** BEGIN INPUT ROWS **

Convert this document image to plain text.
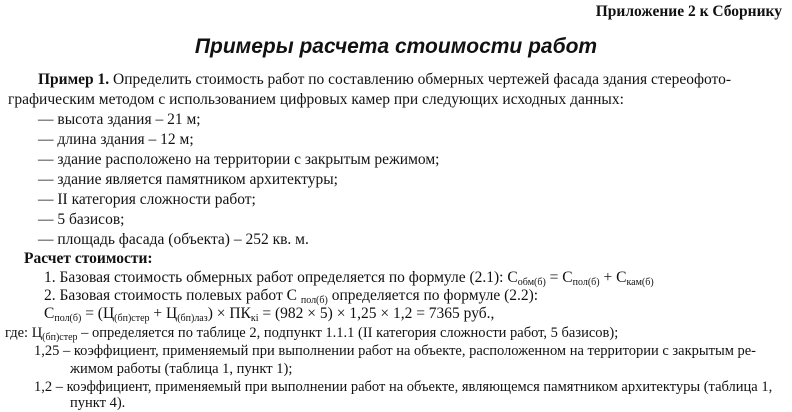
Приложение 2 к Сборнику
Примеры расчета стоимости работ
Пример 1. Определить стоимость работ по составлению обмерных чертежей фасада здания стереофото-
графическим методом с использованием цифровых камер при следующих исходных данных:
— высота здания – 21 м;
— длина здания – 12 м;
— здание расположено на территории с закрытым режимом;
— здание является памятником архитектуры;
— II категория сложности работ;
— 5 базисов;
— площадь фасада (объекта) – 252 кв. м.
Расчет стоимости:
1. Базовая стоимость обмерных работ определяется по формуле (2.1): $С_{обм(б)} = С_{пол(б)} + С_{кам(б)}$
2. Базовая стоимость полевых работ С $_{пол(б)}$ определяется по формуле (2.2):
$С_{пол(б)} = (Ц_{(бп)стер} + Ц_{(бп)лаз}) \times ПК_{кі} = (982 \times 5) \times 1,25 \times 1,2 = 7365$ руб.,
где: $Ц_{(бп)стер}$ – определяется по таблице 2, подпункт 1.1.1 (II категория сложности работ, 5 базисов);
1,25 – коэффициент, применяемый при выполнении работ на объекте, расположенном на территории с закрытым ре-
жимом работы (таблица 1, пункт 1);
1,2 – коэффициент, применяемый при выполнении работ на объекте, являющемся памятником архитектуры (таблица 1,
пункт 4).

** END INPUT ROWS **

__WHAT THE EXERCISE ASKS__. Copy out each line of the records that holds the string "категория".

__ANSWER TO THIS TASK__.
— II категория сложности работ;
где: $Ц_{(бп)стер}$ – определяется по таблице 2, подпункт 1.1.1 (II категория сложности работ, 5 базисов);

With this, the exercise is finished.